## Figure content listings
---

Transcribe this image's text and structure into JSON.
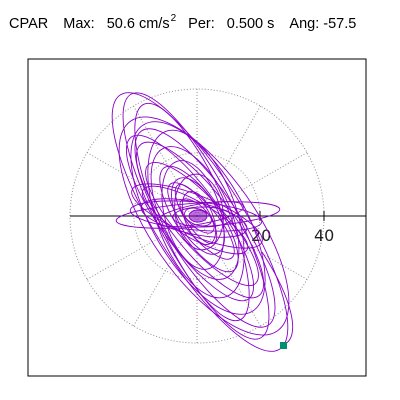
{
  "header": {
    "station": "CPAR",
    "max_label": "Max:",
    "max_value": "50.6",
    "max_unit": "cm/s",
    "max_unit_exp": "2",
    "per_label": "Per:",
    "per_value": "0.500 s",
    "ang_label": "Ang:",
    "ang_value": "-57.5"
  },
  "plot": {
    "ring_labels": [
      "20",
      "40"
    ],
    "trace_color": "#8a00c8",
    "marker_color": "#009070",
    "grid_color": "#909090"
  }
}
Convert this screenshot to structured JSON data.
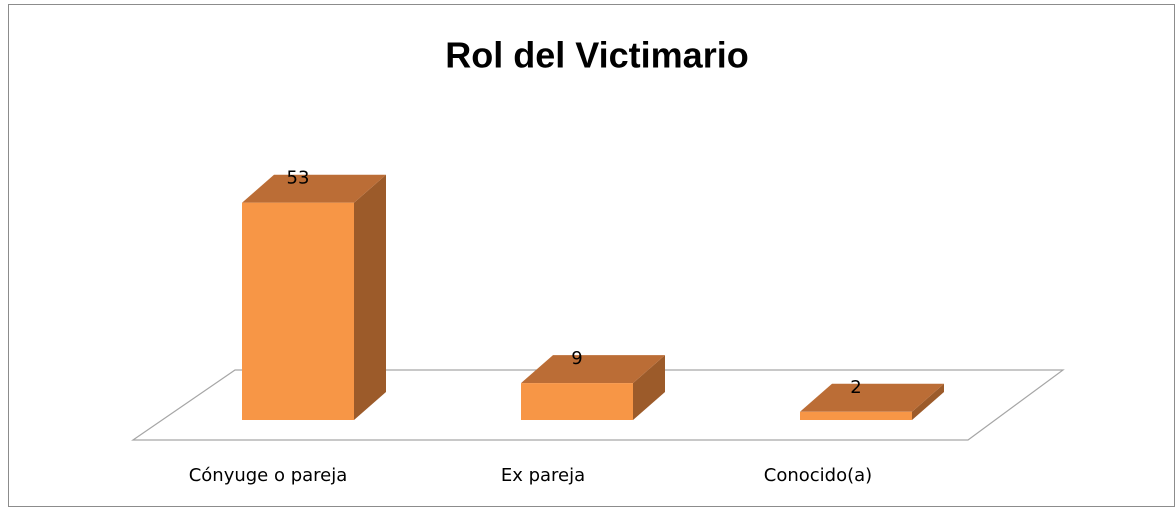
{
  "chart_data": {
    "type": "bar3d",
    "title": "Rol del Victimario",
    "categories": [
      "Cónyuge o pareja",
      "Ex pareja",
      "Conocido(a)"
    ],
    "values": [
      53,
      9,
      2
    ],
    "color": "#f79646"
  }
}
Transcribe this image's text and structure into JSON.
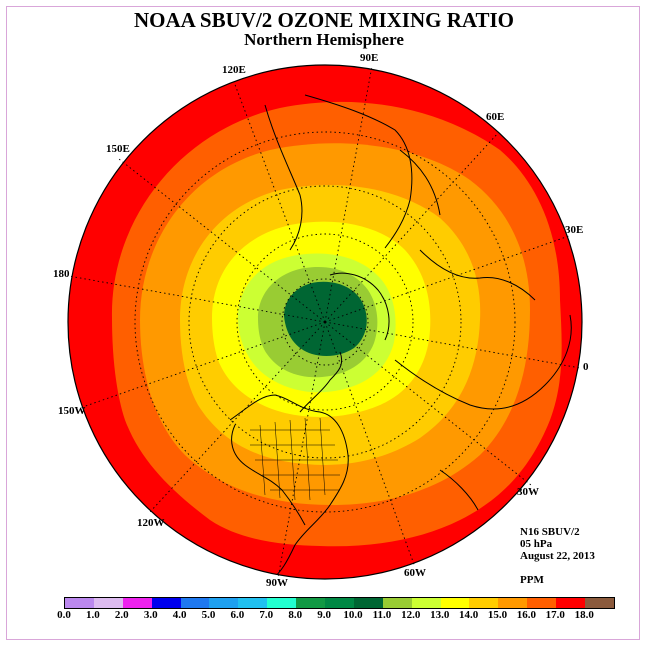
{
  "header": {
    "title": "NOAA SBUV/2 OZONE MIXING RATIO",
    "subtitle": "Northern Hemisphere"
  },
  "map": {
    "projection": "polar stereographic, north pole",
    "longitude_labels": [
      "90E",
      "60E",
      "30E",
      "0",
      "30W",
      "60W",
      "90W",
      "120W",
      "150W",
      "180",
      "150E",
      "120E"
    ],
    "field_bands_ppm": [
      {
        "range": "16.0-17.0",
        "color": "#ff0000",
        "region": "outer ring"
      },
      {
        "range": "15.0-16.0",
        "color": "#ff5f00"
      },
      {
        "range": "14.0-15.0",
        "color": "#ff9900"
      },
      {
        "range": "13.0-14.0",
        "color": "#ffcc00"
      },
      {
        "range": "12.0-13.0",
        "color": "#ffff00"
      },
      {
        "range": "11.0-12.0",
        "color": "#ccff33"
      },
      {
        "range": "10.0-11.0",
        "color": "#99cc33"
      },
      {
        "range": "8.0-10.0",
        "color": "#006633",
        "region": "polar center"
      }
    ]
  },
  "info": {
    "instrument": "N16 SBUV/2",
    "level": "05 hPa",
    "date": "August 22, 2013",
    "units": "PPM"
  },
  "colorbar": {
    "colors": [
      "#bb88ee",
      "#ddbbf0",
      "#ee22ee",
      "#0000ee",
      "#1e78f0",
      "#1ea0f0",
      "#20c0f0",
      "#22ffd0",
      "#119944",
      "#008844",
      "#006633",
      "#99cc33",
      "#ccff33",
      "#ffff00",
      "#ffcc00",
      "#ff9900",
      "#ff5f00",
      "#ff0000",
      "#8b5a3c"
    ],
    "tick_labels": [
      "0.0",
      "1.0",
      "2.0",
      "3.0",
      "4.0",
      "5.0",
      "6.0",
      "7.0",
      "8.0",
      "9.0",
      "10.0",
      "11.0",
      "12.0",
      "13.0",
      "14.0",
      "15.0",
      "16.0",
      "17.0",
      "18.0"
    ]
  }
}
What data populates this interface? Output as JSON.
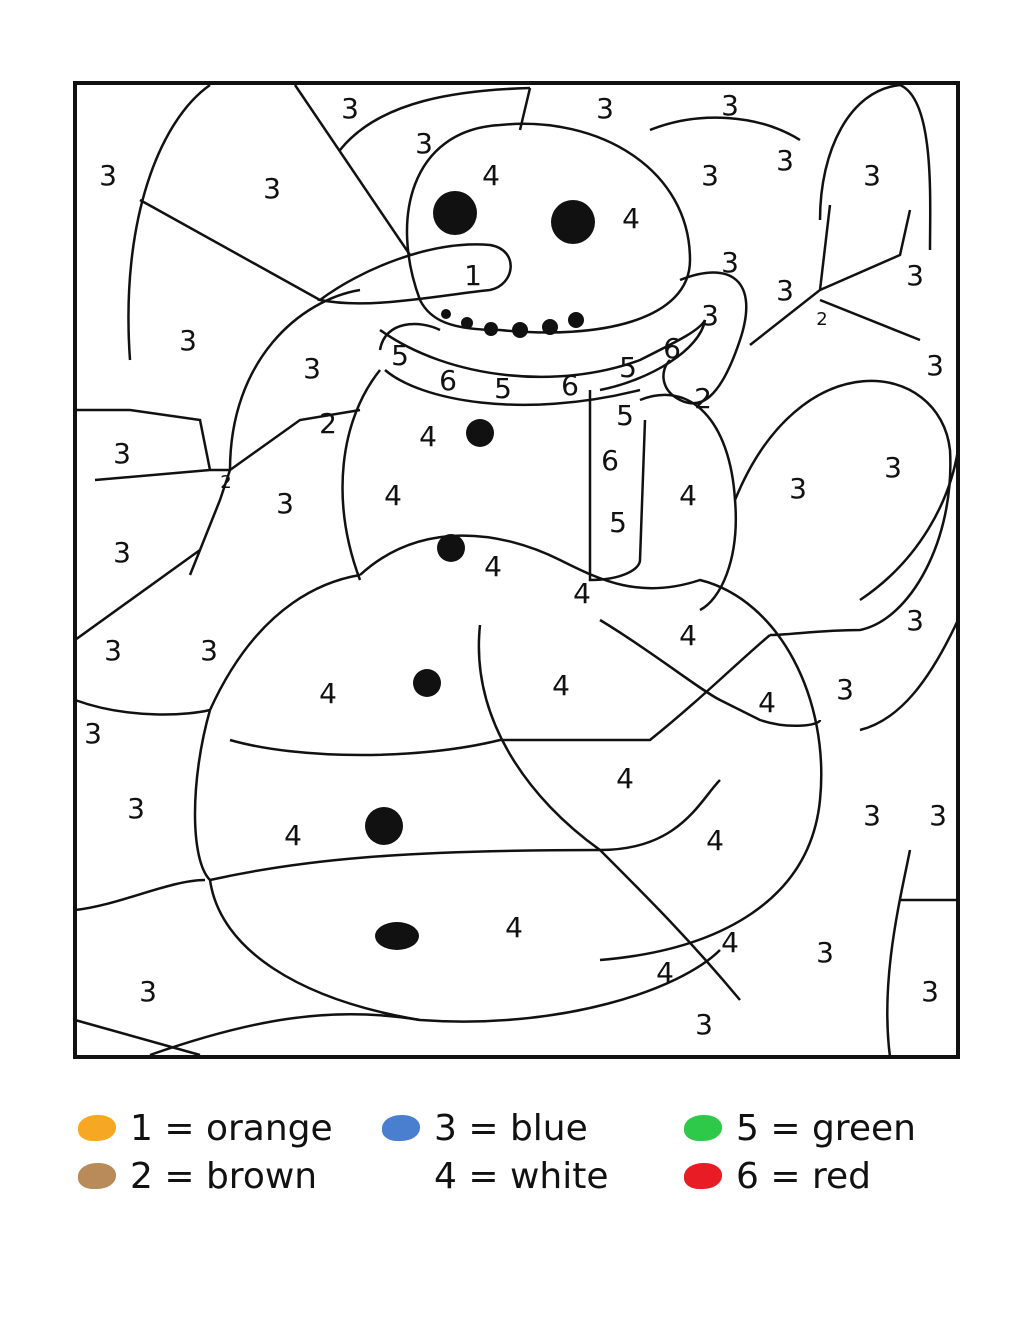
{
  "worksheet": {
    "region_numbers": [
      "3",
      "3",
      "3",
      "3",
      "3",
      "3",
      "4",
      "3",
      "3",
      "3",
      "4",
      "3",
      "3",
      "1",
      "3",
      "3",
      "2",
      "3",
      "3",
      "5",
      "6",
      "5",
      "6",
      "5",
      "6",
      "3",
      "2",
      "2",
      "4",
      "5",
      "3",
      "6",
      "2",
      "4",
      "4",
      "3",
      "3",
      "3",
      "5",
      "3",
      "4",
      "4",
      "3",
      "3",
      "4",
      "3",
      "4",
      "4",
      "4",
      "3",
      "3",
      "4",
      "3",
      "4",
      "4",
      "3",
      "3",
      "4",
      "4",
      "3",
      "4",
      "3",
      "3",
      "3"
    ]
  },
  "legend": [
    {
      "label": "1 = orange",
      "color": "#f7a823"
    },
    {
      "label": "2 = brown",
      "color": "#b98a5a"
    },
    {
      "label": "3 = blue",
      "color": "#4a7fd0"
    },
    {
      "label": "4 = white",
      "color": "#ffffff"
    },
    {
      "label": "5 = green",
      "color": "#2fc94a"
    },
    {
      "label": "6 = red",
      "color": "#e81c24"
    }
  ]
}
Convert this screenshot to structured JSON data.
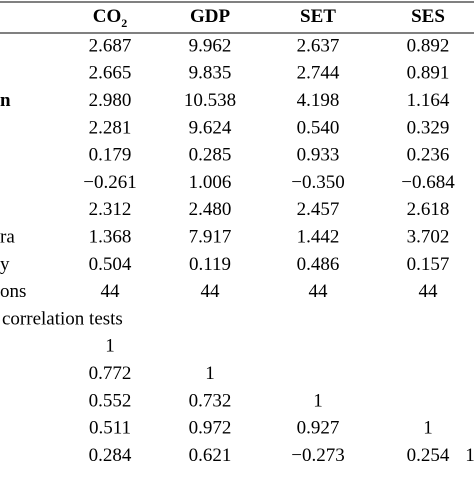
{
  "table": {
    "header": [
      {
        "text": "CO",
        "sub": "2"
      },
      {
        "text": "GDP"
      },
      {
        "text": "SET"
      },
      {
        "text": "SES"
      }
    ],
    "rows": [
      {
        "cells": [
          "2.687",
          "9.962",
          "2.637",
          "0.892"
        ]
      },
      {
        "cells": [
          "2.665",
          "9.835",
          "2.744",
          "0.891"
        ]
      },
      {
        "label": "n",
        "label_bold": true,
        "cells": [
          "2.980",
          "10.538",
          "4.198",
          "1.164"
        ]
      },
      {
        "cells": [
          "2.281",
          "9.624",
          "0.540",
          "0.329"
        ]
      },
      {
        "cells": [
          "0.179",
          "0.285",
          "0.933",
          "0.236"
        ]
      },
      {
        "cells": [
          "−0.261",
          "1.006",
          "−0.350",
          "−0.684"
        ]
      },
      {
        "cells": [
          "2.312",
          "2.480",
          "2.457",
          "2.618"
        ]
      },
      {
        "label": "ra",
        "cells": [
          "1.368",
          "7.917",
          "1.442",
          "3.702"
        ]
      },
      {
        "label": "y",
        "cells": [
          "0.504",
          "0.119",
          "0.486",
          "0.157"
        ]
      },
      {
        "label": "ons",
        "cells": [
          "44",
          "44",
          "44",
          "44"
        ]
      }
    ],
    "section": "correlation tests",
    "correlation_rows": [
      [
        "1"
      ],
      [
        "0.772",
        "1"
      ],
      [
        "0.552",
        "0.732",
        "1"
      ],
      [
        "0.511",
        "0.972",
        "0.927",
        "1"
      ],
      [
        "0.284",
        "0.621",
        "−0.273",
        "0.254",
        "1"
      ]
    ]
  }
}
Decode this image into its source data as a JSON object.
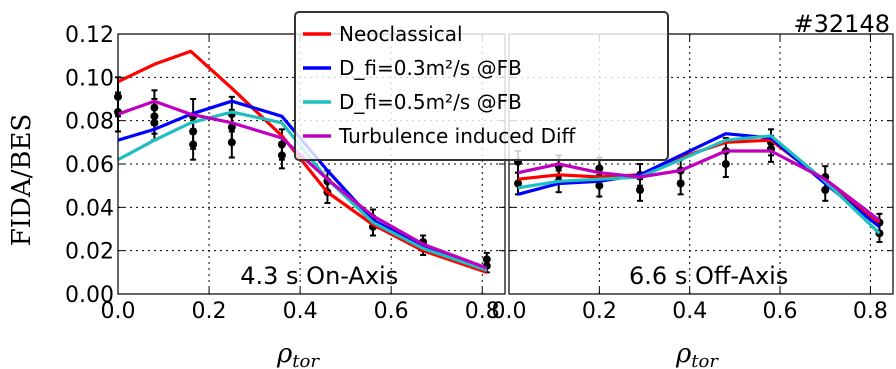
{
  "figure": {
    "shot_label": "#32148",
    "ylabel": "FIDA/BES",
    "xlabel_base": "ρ",
    "xlabel_sub": "tor"
  },
  "legend": [
    {
      "key": "neo",
      "label": "Neoclassical",
      "color": "#ff0000"
    },
    {
      "key": "d03",
      "label": "D_fi=0.3m²/s @FB",
      "color": "#0000ff"
    },
    {
      "key": "d05",
      "label": "D_fi=0.5m²/s @FB",
      "color": "#1fbfbf"
    },
    {
      "key": "turb",
      "label": "Turbulence induced Diff",
      "color": "#bf00bf"
    }
  ],
  "chart_data": [
    {
      "type": "line",
      "annotation": "4.3 s On-Axis",
      "xlim": [
        0.0,
        0.85
      ],
      "ylim": [
        0.0,
        0.12
      ],
      "xticks": [
        "0.0",
        "0.2",
        "0.4",
        "0.6",
        "0.8"
      ],
      "yticks": [
        "0.00",
        "0.02",
        "0.04",
        "0.06",
        "0.08",
        "0.10",
        "0.12"
      ],
      "grid": true,
      "series": [
        {
          "name": "Neoclassical",
          "key": "neo",
          "x": [
            0.0,
            0.08,
            0.16,
            0.25,
            0.36,
            0.46,
            0.56,
            0.67,
            0.81
          ],
          "y": [
            0.098,
            0.106,
            0.112,
            0.095,
            0.073,
            0.047,
            0.032,
            0.02,
            0.01
          ]
        },
        {
          "name": "D_fi=0.3m²/s @FB",
          "key": "d03",
          "x": [
            0.0,
            0.08,
            0.16,
            0.25,
            0.36,
            0.46,
            0.56,
            0.67,
            0.81
          ],
          "y": [
            0.071,
            0.076,
            0.083,
            0.089,
            0.082,
            0.057,
            0.034,
            0.022,
            0.011
          ]
        },
        {
          "name": "D_fi=0.5m²/s @FB",
          "key": "d05",
          "x": [
            0.0,
            0.08,
            0.16,
            0.25,
            0.36,
            0.46,
            0.56,
            0.67,
            0.81
          ],
          "y": [
            0.062,
            0.071,
            0.079,
            0.084,
            0.079,
            0.053,
            0.033,
            0.021,
            0.011
          ]
        },
        {
          "name": "Turbulence induced Diff",
          "key": "turb",
          "x": [
            0.0,
            0.08,
            0.16,
            0.25,
            0.36,
            0.46,
            0.56,
            0.67,
            0.81
          ],
          "y": [
            0.083,
            0.089,
            0.083,
            0.079,
            0.072,
            0.053,
            0.036,
            0.023,
            0.012
          ]
        }
      ],
      "measurements": {
        "x": [
          0.0,
          0.0,
          0.08,
          0.08,
          0.08,
          0.165,
          0.165,
          0.165,
          0.25,
          0.25,
          0.25,
          0.36,
          0.36,
          0.46,
          0.46,
          0.56,
          0.56,
          0.67,
          0.67,
          0.81,
          0.81
        ],
        "y": [
          0.091,
          0.084,
          0.086,
          0.082,
          0.079,
          0.082,
          0.075,
          0.069,
          0.083,
          0.077,
          0.07,
          0.069,
          0.064,
          0.052,
          0.047,
          0.035,
          0.031,
          0.024,
          0.021,
          0.016,
          0.013
        ],
        "err": [
          0.009,
          0.009,
          0.008,
          0.008,
          0.008,
          0.008,
          0.008,
          0.007,
          0.008,
          0.008,
          0.007,
          0.007,
          0.006,
          0.005,
          0.005,
          0.004,
          0.004,
          0.003,
          0.003,
          0.003,
          0.003
        ]
      }
    },
    {
      "type": "line",
      "annotation": "6.6 s Off-Axis",
      "xlim": [
        0.0,
        0.85
      ],
      "ylim": [
        0.0,
        0.12
      ],
      "xticks": [
        "0.0",
        "0.2",
        "0.4",
        "0.6",
        "0.8"
      ],
      "yticks": [],
      "grid": true,
      "series": [
        {
          "name": "Neoclassical",
          "key": "neo",
          "x": [
            0.02,
            0.11,
            0.2,
            0.29,
            0.38,
            0.48,
            0.58,
            0.7,
            0.82
          ],
          "y": [
            0.053,
            0.055,
            0.054,
            0.055,
            0.063,
            0.07,
            0.071,
            0.052,
            0.033
          ]
        },
        {
          "name": "D_fi=0.3m²/s @FB",
          "key": "d03",
          "x": [
            0.02,
            0.11,
            0.2,
            0.29,
            0.38,
            0.48,
            0.58,
            0.7,
            0.82
          ],
          "y": [
            0.046,
            0.051,
            0.052,
            0.055,
            0.064,
            0.074,
            0.072,
            0.051,
            0.031
          ]
        },
        {
          "name": "D_fi=0.5m²/s @FB",
          "key": "d05",
          "x": [
            0.02,
            0.11,
            0.2,
            0.29,
            0.38,
            0.48,
            0.58,
            0.7,
            0.82
          ],
          "y": [
            0.049,
            0.052,
            0.053,
            0.054,
            0.062,
            0.071,
            0.073,
            0.052,
            0.028
          ]
        },
        {
          "name": "Turbulence induced Diff",
          "key": "turb",
          "x": [
            0.02,
            0.11,
            0.2,
            0.29,
            0.38,
            0.48,
            0.58,
            0.7,
            0.82
          ],
          "y": [
            0.056,
            0.06,
            0.056,
            0.054,
            0.057,
            0.066,
            0.066,
            0.053,
            0.034
          ]
        }
      ],
      "measurements": {
        "x": [
          0.02,
          0.02,
          0.11,
          0.11,
          0.2,
          0.2,
          0.29,
          0.29,
          0.38,
          0.38,
          0.48,
          0.48,
          0.58,
          0.58,
          0.7,
          0.7,
          0.82,
          0.82
        ],
        "y": [
          0.061,
          0.051,
          0.059,
          0.052,
          0.058,
          0.05,
          0.055,
          0.048,
          0.057,
          0.051,
          0.066,
          0.06,
          0.07,
          0.067,
          0.054,
          0.048,
          0.033,
          0.028
        ],
        "err": [
          0.005,
          0.005,
          0.005,
          0.005,
          0.005,
          0.005,
          0.005,
          0.005,
          0.005,
          0.005,
          0.006,
          0.006,
          0.006,
          0.006,
          0.005,
          0.005,
          0.004,
          0.004
        ]
      }
    }
  ]
}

---

## What you need to do
Select every line where the word "text" occurs.

## Result of the task
Transcribe this image's text and structure into JSON.
Transcribe this image's text and structure into JSON.
        "text": "CO",
        "text": "GDP"
        "text": "SET"
        "text": "SES"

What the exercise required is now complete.